> [SET PROBLEM]
Exactly repeat the full listing that follows.

> [Dataset items]
──────────

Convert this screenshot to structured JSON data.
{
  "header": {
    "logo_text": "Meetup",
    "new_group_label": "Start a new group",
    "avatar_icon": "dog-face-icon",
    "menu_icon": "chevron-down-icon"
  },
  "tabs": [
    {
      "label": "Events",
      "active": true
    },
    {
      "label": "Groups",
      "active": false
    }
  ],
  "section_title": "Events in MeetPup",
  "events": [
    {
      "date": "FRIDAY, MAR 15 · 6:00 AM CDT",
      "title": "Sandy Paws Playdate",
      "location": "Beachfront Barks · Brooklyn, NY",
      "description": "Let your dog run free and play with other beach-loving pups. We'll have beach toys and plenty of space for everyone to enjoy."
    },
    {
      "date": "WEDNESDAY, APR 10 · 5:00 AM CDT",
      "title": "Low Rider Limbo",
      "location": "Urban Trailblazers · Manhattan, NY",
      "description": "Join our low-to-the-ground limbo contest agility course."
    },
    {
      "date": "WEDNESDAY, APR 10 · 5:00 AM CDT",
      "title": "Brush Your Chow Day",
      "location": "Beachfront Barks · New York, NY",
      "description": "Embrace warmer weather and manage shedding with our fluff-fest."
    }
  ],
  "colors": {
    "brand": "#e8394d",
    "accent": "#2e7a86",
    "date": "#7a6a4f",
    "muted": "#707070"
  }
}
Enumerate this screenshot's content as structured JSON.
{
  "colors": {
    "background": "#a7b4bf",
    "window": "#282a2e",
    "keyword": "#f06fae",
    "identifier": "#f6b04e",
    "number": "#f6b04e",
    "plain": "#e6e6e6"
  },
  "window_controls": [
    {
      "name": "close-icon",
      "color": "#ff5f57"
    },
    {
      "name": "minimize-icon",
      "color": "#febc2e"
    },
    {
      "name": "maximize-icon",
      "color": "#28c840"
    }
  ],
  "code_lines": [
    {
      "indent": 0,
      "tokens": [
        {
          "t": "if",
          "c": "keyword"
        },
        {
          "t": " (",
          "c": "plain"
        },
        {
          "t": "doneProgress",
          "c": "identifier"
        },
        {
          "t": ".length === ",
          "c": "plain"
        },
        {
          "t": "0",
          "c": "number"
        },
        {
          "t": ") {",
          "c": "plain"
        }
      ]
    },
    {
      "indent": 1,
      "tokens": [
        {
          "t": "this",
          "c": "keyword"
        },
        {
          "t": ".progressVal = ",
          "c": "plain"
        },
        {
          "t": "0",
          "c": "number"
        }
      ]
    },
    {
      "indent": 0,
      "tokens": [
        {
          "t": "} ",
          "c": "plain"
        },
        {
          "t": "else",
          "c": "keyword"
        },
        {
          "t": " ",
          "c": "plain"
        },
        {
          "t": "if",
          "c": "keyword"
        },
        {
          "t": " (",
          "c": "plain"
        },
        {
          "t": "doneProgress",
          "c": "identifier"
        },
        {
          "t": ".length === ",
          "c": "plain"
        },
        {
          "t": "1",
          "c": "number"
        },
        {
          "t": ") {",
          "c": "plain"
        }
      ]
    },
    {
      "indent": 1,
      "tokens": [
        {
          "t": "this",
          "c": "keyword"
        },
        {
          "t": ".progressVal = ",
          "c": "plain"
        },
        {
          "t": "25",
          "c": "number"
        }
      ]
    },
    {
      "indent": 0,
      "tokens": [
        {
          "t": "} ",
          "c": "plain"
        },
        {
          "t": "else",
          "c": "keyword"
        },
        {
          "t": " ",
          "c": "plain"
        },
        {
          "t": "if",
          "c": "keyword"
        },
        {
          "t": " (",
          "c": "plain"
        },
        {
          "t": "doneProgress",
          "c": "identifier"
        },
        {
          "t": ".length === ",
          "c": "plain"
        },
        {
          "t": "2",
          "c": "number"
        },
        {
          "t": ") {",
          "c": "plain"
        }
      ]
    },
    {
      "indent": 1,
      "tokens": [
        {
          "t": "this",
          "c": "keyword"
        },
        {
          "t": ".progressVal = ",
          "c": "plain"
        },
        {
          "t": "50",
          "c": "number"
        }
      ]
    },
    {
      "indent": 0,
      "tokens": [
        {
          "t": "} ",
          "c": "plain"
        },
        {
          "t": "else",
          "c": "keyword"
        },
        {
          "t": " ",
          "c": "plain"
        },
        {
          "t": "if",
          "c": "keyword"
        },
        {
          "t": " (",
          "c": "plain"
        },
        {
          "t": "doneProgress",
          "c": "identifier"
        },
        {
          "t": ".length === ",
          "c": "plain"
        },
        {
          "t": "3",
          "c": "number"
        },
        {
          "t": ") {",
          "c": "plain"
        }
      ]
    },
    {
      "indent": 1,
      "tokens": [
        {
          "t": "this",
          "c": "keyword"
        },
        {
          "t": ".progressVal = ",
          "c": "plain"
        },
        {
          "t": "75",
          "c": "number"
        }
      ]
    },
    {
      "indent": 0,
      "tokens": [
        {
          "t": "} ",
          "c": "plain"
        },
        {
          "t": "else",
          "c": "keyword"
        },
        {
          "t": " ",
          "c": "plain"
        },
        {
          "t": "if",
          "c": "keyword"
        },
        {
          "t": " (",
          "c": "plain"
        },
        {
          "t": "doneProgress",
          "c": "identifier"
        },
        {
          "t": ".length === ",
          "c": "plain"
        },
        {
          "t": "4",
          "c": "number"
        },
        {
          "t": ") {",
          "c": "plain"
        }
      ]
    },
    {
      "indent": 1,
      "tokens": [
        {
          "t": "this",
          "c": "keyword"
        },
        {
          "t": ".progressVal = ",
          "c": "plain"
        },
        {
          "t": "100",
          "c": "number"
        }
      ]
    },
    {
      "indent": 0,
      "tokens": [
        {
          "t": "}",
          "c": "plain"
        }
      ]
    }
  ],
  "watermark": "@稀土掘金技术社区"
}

──────────

> [EXERCISE ANSWER]
Convert this screenshot to structured JSON data.
{
  "header": {
    "logo_text": "Meetup",
    "new_group_label": "Start a new group",
    "avatar_icon": "dog-face-icon",
    "menu_icon": "chevron-down-icon"
  },
  "tabs": [
    {
      "label": "Events",
      "active": true
    },
    {
      "label": "Groups",
      "active": false
    }
  ],
  "section_title": "Events in MeetPup",
  "events": [
    {
      "date": "FRIDAY, MAR 15 · 6:00 AM CDT",
      "title": "Sandy Paws Playdate",
      "location": "Beachfront Barks · Brooklyn, NY",
      "description": "Let your dog run free and play with other beach-loving pups. We'll have beach toys and plenty of space for everyone to enjoy."
    },
    {
      "date": "WEDNESDAY, APR 10 · 5:00 AM CDT",
      "title": "Low Rider Limbo",
      "location": "Urban Trailblazers · Manhattan, NY",
      "description": "Join our low-to-the-ground limbo contest agility course."
    },
    {
      "date": "WEDNESDAY, APR 10 · 5:00 AM CDT",
      "title": "Brush Your Chow Day",
      "location": "Beachfront Barks · New York, NY",
      "description": "Embrace warmer weather and manage shedding with our fluff-fest."
    }
  ],
  "colors": {
    "brand": "#e8394d",
    "accent": "#2e7a86",
    "date": "#7a6a4f",
    "muted": "#707070"
  }
}
Enumerate this screenshot's content as structured JSON.
{
  "colors": {
    "background": "#a7b4bf",
    "window": "#282a2e",
    "keyword": "#f06fae",
    "identifier": "#f6b04e",
    "number": "#f6b04e",
    "plain": "#e6e6e6"
  },
  "window_controls": [
    {
      "name": "close-icon",
      "color": "#ff5f57"
    },
    {
      "name": "minimize-icon",
      "color": "#febc2e"
    },
    {
      "name": "maximize-icon",
      "color": "#28c840"
    }
  ],
  "code_lines": [
    {
      "indent": 0,
      "tokens": [
        {
          "t": "if",
          "c": "keyword"
        },
        {
          "t": " (",
          "c": "plain"
        },
        {
          "t": "doneProgress",
          "c": "identifier"
        },
        {
          "t": ".length === ",
          "c": "plain"
        },
        {
          "t": "0",
          "c": "number"
        },
        {
          "t": ") {",
          "c": "plain"
        }
      ]
    },
    {
      "indent": 1,
      "tokens": [
        {
          "t": "this",
          "c": "keyword"
        },
        {
          "t": ".progressVal = ",
          "c": "plain"
        },
        {
          "t": "0",
          "c": "number"
        }
      ]
    },
    {
      "indent": 0,
      "tokens": [
        {
          "t": "} ",
          "c": "plain"
        },
        {
          "t": "else",
          "c": "keyword"
        },
        {
          "t": " ",
          "c": "plain"
        },
        {
          "t": "if",
          "c": "keyword"
        },
        {
          "t": " (",
          "c": "plain"
        },
        {
          "t": "doneProgress",
          "c": "identifier"
        },
        {
          "t": ".length === ",
          "c": "plain"
        },
        {
          "t": "1",
          "c": "number"
        },
        {
          "t": ") {",
          "c": "plain"
        }
      ]
    },
    {
      "indent": 1,
      "tokens": [
        {
          "t": "this",
          "c": "keyword"
        },
        {
          "t": ".progressVal = ",
          "c": "plain"
        },
        {
          "t": "25",
          "c": "number"
        }
      ]
    },
    {
      "indent": 0,
      "tokens": [
        {
          "t": "} ",
          "c": "plain"
        },
        {
          "t": "else",
          "c": "keyword"
        },
        {
          "t": " ",
          "c": "plain"
        },
        {
          "t": "if",
          "c": "keyword"
        },
        {
          "t": " (",
          "c": "plain"
        },
        {
          "t": "doneProgress",
          "c": "identifier"
        },
        {
          "t": ".length === ",
          "c": "plain"
        },
        {
          "t": "2",
          "c": "number"
        },
        {
          "t": ") {",
          "c": "plain"
        }
      ]
    },
    {
      "indent": 1,
      "tokens": [
        {
          "t": "this",
          "c": "keyword"
        },
        {
          "t": ".progressVal = ",
          "c": "plain"
        },
        {
          "t": "50",
          "c": "number"
        }
      ]
    },
    {
      "indent": 0,
      "tokens": [
        {
          "t": "} ",
          "c": "plain"
        },
        {
          "t": "else",
          "c": "keyword"
        },
        {
          "t": " ",
          "c": "plain"
        },
        {
          "t": "if",
          "c": "keyword"
        },
        {
          "t": " (",
          "c": "plain"
        },
        {
          "t": "doneProgress",
          "c": "identifier"
        },
        {
          "t": ".length === ",
          "c": "plain"
        },
        {
          "t": "3",
          "c": "number"
        },
        {
          "t": ") {",
          "c": "plain"
        }
      ]
    },
    {
      "indent": 1,
      "tokens": [
        {
          "t": "this",
          "c": "keyword"
        },
        {
          "t": ".progressVal = ",
          "c": "plain"
        },
        {
          "t": "75",
          "c": "number"
        }
      ]
    },
    {
      "indent": 0,
      "tokens": [
        {
          "t": "} ",
          "c": "plain"
        },
        {
          "t": "else",
          "c": "keyword"
        },
        {
          "t": " ",
          "c": "plain"
        },
        {
          "t": "if",
          "c": "keyword"
        },
        {
          "t": " (",
          "c": "plain"
        },
        {
          "t": "doneProgress",
          "c": "identifier"
        },
        {
          "t": ".length === ",
          "c": "plain"
        },
        {
          "t": "4",
          "c": "number"
        },
        {
          "t": ") {",
          "c": "plain"
        }
      ]
    },
    {
      "indent": 1,
      "tokens": [
        {
          "t": "this",
          "c": "keyword"
        },
        {
          "t": ".progressVal = ",
          "c": "plain"
        },
        {
          "t": "100",
          "c": "number"
        }
      ]
    },
    {
      "indent": 0,
      "tokens": [
        {
          "t": "}",
          "c": "plain"
        }
      ]
    }
  ],
  "watermark": "@稀土掘金技术社区"
}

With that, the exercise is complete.